[Stored data]
........
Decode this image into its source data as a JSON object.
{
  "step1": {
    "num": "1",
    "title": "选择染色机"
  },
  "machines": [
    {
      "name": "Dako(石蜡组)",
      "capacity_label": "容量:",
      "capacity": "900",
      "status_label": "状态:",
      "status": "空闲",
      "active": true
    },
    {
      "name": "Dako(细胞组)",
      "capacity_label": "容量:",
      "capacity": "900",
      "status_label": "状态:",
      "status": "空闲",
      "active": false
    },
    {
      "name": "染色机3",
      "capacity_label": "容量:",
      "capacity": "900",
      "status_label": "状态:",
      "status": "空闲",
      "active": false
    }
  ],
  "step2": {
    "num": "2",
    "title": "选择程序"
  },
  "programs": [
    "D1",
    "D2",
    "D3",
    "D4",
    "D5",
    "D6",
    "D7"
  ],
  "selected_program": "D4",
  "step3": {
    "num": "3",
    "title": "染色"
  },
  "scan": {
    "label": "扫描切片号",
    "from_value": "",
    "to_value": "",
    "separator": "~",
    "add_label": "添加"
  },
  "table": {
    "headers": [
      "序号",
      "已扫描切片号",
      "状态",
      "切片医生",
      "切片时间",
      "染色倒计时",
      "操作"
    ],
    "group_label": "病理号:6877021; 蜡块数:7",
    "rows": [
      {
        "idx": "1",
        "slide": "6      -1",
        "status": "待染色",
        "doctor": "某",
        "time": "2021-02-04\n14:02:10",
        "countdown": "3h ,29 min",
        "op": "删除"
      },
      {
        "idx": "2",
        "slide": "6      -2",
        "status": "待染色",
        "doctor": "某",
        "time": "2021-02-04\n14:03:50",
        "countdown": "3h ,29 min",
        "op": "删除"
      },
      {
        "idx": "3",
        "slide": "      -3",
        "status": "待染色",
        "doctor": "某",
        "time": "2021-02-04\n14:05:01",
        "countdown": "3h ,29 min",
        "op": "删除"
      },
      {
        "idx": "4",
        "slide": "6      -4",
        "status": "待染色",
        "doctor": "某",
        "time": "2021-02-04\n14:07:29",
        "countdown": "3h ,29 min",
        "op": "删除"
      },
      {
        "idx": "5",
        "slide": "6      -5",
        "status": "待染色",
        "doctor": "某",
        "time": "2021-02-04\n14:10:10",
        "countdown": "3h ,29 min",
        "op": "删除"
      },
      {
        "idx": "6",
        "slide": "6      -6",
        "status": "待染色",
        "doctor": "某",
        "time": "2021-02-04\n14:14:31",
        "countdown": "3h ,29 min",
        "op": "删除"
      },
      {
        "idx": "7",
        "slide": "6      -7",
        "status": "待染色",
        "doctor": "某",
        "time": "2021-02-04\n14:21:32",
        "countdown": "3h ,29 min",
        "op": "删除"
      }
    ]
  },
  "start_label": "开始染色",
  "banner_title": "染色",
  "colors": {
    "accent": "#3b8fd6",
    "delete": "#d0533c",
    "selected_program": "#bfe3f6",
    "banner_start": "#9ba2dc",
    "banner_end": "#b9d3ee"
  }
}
........
- [Goal]:
For each line of the entries that includes "time", show that line.

- [Reply to the task]:
        "time": "2021-02-04\n14:02:10",
        "time": "2021-02-04\n14:03:50",
        "time": "2021-02-04\n14:05:01",
        "time": "2021-02-04\n14:07:29",
        "time": "2021-02-04\n14:10:10",
        "time": "2021-02-04\n14:14:31",
        "time": "2021-02-04\n14:21:32",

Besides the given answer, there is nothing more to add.